◆ **What to produce**: Where a line holds the string "材料制造商", return that line.

# START OF Dataset records

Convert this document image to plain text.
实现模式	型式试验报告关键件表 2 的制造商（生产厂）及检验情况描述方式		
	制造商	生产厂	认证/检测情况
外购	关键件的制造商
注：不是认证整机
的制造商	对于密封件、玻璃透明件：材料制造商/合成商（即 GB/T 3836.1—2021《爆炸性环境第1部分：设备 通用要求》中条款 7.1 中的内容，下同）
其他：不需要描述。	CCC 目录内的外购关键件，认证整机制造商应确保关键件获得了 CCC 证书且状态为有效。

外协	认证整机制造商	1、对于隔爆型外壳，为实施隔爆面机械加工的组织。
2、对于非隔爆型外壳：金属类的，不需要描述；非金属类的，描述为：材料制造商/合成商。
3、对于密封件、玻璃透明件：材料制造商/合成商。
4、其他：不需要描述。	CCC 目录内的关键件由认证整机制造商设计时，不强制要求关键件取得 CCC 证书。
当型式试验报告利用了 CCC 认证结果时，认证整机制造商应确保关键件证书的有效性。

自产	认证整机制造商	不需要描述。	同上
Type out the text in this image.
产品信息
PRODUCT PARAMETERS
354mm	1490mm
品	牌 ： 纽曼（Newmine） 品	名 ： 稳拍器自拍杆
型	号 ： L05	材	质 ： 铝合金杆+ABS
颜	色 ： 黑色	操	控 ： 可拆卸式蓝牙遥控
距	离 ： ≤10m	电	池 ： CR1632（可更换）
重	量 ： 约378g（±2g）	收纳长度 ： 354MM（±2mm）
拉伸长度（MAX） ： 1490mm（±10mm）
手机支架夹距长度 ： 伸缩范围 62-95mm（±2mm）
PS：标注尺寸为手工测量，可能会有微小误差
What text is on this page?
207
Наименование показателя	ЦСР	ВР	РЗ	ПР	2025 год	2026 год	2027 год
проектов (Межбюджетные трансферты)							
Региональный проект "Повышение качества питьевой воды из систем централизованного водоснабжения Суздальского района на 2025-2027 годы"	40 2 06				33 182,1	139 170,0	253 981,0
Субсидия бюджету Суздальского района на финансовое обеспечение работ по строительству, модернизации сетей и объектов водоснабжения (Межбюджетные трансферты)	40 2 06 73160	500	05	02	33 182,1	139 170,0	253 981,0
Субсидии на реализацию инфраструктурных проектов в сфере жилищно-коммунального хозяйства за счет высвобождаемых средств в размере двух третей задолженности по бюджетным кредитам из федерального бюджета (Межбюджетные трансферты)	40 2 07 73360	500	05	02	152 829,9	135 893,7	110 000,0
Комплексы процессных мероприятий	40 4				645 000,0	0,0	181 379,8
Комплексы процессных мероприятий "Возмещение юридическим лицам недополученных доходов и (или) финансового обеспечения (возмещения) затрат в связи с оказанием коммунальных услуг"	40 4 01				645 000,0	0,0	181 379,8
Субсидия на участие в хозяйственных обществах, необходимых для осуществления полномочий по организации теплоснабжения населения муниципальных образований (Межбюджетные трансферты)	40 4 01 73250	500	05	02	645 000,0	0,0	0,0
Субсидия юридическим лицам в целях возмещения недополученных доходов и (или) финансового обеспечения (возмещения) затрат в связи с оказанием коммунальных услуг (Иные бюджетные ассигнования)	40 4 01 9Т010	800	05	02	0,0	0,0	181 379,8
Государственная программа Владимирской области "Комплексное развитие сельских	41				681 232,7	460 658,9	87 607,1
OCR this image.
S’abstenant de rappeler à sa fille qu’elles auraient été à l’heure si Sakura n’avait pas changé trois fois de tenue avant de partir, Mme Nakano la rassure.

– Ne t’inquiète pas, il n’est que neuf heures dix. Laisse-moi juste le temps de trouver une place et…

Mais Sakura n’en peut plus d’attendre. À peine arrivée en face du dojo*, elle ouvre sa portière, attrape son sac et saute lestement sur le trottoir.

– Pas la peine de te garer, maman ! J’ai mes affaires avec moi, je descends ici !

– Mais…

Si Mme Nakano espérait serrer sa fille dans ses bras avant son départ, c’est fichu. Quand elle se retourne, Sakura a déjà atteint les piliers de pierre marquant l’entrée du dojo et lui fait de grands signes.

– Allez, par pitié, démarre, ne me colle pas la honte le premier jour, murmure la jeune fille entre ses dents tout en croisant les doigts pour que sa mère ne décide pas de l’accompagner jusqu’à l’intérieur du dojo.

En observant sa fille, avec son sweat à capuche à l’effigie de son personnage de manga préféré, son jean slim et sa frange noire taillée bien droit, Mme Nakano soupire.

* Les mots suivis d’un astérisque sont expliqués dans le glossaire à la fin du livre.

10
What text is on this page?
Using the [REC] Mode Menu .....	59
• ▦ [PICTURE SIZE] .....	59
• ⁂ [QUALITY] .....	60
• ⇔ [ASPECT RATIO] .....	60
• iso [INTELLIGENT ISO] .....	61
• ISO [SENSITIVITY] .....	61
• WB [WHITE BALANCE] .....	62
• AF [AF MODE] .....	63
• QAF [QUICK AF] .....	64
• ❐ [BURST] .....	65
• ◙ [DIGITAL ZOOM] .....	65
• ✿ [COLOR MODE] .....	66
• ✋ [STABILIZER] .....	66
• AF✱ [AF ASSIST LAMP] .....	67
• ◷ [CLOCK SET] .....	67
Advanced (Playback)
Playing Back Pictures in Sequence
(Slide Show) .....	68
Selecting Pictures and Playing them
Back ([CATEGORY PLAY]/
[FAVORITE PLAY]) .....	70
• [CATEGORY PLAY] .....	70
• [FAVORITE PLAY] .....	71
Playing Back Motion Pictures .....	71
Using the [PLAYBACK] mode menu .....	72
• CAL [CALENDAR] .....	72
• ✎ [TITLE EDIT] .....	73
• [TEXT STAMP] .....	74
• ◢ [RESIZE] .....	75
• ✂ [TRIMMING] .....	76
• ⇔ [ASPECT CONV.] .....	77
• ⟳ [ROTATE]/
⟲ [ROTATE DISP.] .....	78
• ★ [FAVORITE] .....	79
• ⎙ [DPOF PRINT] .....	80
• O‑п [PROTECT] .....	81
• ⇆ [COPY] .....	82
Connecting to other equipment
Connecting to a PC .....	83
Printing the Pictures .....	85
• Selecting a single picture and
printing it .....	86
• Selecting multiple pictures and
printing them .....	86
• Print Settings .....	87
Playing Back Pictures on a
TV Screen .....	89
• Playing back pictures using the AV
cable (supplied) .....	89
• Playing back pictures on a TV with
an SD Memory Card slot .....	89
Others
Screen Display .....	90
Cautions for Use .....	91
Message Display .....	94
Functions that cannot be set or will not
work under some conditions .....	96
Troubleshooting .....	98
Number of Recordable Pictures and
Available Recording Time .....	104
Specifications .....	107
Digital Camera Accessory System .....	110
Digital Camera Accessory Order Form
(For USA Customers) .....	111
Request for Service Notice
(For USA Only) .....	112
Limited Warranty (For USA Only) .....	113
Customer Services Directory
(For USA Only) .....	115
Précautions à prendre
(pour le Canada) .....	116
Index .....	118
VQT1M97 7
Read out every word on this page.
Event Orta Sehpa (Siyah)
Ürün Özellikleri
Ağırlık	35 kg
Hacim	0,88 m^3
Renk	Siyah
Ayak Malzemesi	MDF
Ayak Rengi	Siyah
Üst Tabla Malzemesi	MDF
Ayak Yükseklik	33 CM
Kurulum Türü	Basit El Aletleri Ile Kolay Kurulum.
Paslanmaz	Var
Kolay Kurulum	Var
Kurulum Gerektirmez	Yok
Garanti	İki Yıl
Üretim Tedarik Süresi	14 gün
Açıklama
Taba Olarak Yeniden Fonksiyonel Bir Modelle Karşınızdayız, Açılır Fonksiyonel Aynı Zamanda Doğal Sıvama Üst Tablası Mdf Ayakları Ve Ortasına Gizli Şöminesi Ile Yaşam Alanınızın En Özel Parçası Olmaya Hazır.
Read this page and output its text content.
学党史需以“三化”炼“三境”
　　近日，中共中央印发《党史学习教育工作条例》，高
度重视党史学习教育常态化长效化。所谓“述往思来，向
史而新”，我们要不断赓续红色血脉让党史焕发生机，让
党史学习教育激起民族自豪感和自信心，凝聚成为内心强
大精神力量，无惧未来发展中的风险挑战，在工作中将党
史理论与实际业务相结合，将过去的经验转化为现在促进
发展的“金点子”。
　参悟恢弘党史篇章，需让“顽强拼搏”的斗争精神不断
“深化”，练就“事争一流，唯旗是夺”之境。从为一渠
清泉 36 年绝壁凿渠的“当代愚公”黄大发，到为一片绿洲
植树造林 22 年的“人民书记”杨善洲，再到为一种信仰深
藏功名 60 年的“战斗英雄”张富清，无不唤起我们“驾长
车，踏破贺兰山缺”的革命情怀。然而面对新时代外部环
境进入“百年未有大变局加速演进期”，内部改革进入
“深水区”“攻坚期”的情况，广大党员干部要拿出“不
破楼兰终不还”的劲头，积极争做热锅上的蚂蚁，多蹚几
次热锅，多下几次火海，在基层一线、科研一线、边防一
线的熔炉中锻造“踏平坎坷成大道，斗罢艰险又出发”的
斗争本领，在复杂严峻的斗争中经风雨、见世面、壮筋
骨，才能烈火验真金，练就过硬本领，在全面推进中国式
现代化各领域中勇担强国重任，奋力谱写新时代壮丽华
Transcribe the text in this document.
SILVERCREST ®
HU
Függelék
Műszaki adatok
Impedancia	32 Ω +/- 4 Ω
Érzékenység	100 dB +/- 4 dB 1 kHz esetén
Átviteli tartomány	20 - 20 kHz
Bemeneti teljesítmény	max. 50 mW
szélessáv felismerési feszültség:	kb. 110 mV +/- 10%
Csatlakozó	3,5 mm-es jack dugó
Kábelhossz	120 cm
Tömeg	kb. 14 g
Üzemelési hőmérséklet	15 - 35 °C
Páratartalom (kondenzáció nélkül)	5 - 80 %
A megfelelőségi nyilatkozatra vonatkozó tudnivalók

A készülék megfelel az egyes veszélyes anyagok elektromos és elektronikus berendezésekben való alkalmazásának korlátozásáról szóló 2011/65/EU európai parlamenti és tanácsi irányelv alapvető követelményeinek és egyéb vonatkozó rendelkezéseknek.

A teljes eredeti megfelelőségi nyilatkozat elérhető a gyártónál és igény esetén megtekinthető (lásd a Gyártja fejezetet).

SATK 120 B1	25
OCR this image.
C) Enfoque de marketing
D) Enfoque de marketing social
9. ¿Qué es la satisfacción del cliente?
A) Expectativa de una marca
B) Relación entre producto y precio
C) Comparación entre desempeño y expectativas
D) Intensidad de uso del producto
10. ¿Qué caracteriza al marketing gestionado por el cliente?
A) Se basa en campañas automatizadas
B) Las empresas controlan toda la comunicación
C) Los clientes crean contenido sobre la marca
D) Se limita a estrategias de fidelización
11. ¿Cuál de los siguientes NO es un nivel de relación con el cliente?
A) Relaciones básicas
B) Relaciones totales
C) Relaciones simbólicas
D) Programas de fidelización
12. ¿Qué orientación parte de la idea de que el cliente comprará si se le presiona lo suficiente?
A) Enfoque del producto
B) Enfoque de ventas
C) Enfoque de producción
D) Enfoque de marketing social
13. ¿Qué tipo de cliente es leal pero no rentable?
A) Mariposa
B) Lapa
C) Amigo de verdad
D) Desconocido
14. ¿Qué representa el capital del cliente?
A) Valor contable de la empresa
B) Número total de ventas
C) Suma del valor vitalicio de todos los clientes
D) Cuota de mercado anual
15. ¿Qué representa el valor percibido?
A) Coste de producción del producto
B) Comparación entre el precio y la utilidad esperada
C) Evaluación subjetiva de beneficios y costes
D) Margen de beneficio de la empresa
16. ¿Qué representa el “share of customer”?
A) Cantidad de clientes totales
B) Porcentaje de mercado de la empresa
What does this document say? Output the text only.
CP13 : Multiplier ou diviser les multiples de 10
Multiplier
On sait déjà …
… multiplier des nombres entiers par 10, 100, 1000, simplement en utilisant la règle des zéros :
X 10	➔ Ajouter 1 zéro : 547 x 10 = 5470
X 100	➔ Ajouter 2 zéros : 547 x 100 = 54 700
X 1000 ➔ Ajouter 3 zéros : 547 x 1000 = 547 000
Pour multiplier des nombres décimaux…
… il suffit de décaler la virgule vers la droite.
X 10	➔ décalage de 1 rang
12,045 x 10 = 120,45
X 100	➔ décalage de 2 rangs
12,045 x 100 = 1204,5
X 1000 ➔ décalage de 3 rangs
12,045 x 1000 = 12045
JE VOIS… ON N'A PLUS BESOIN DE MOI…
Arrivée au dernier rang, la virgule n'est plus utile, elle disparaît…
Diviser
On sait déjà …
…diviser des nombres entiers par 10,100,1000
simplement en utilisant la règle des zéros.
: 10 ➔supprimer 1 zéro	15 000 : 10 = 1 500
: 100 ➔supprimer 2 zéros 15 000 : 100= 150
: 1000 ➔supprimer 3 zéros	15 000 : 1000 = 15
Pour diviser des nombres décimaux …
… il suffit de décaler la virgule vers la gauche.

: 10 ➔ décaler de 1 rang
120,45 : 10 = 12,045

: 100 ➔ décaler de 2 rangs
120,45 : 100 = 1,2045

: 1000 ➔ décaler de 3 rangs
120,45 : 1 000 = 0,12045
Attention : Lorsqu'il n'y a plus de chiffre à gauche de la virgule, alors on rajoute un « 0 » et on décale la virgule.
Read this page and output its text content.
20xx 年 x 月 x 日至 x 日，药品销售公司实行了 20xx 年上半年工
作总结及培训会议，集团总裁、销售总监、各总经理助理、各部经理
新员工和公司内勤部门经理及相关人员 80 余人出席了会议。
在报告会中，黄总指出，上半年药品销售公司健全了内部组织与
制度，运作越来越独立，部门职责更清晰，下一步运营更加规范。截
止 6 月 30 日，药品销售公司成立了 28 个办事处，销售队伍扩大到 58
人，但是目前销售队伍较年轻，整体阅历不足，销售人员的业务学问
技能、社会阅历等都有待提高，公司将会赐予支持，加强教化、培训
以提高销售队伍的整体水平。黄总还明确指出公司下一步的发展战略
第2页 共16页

# END OF Dataset records

◆ **Solution for this exercise**:
的制造商	对于密封件、玻璃透明件：材料制造商/合成商（即 GB/T 3836.1—2021《爆炸性环境第1部分：设备 通用要求》中条款 7.1 中的内容，下同）
2、对于非隔爆型外壳：金属类的，不需要描述；非金属类的，描述为：材料制造商/合成商。
3、对于密封件、玻璃透明件：材料制造商/合成商。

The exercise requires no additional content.